- YOUR GOAL
In the material below, find all lines with the string "Minifúndios" and copy them.

- DATASET EXCERPTS
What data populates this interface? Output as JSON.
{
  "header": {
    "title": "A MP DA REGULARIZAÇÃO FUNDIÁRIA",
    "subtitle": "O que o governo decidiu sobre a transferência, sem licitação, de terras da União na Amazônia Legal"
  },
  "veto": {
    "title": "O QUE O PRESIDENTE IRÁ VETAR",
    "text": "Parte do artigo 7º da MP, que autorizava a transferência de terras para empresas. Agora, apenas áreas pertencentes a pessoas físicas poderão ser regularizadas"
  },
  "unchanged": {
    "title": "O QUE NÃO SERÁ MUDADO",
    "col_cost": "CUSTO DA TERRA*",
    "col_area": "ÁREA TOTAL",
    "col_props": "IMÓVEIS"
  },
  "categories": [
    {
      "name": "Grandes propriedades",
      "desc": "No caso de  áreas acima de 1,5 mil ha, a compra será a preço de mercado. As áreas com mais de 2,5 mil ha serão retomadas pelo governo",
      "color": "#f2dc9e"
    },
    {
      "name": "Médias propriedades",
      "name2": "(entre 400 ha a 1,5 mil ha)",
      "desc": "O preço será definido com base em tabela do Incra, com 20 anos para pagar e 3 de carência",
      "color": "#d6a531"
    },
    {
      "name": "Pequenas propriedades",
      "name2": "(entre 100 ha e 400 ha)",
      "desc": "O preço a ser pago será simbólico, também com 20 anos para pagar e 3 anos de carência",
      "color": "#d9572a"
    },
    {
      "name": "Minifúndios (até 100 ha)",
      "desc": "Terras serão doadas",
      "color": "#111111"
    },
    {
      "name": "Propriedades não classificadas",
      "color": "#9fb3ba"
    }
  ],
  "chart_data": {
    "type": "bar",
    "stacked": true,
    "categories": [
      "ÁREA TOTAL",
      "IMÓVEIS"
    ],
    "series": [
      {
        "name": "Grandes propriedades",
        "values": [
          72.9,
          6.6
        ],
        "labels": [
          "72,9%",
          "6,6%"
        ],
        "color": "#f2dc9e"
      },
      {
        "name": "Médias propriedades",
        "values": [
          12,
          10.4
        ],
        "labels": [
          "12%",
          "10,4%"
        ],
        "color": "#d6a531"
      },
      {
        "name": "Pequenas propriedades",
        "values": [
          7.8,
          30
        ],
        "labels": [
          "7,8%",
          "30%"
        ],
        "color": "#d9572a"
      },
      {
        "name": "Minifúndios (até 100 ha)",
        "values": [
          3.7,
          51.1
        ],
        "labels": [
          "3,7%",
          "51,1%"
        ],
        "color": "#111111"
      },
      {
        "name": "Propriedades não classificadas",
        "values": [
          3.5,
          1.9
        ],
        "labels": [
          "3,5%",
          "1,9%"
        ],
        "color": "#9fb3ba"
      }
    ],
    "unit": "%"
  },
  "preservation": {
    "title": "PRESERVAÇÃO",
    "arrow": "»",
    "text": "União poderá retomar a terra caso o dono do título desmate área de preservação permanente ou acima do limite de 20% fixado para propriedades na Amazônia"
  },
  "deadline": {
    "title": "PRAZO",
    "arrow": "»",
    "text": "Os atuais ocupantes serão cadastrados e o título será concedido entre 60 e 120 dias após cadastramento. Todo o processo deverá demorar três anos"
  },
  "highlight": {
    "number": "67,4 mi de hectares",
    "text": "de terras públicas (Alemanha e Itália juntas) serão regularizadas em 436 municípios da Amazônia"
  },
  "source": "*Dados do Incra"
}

- COMPLETED TASK
      "name": "Minifúndios (até 100 ha)",
        "name": "Minifúndios (até 100 ha)",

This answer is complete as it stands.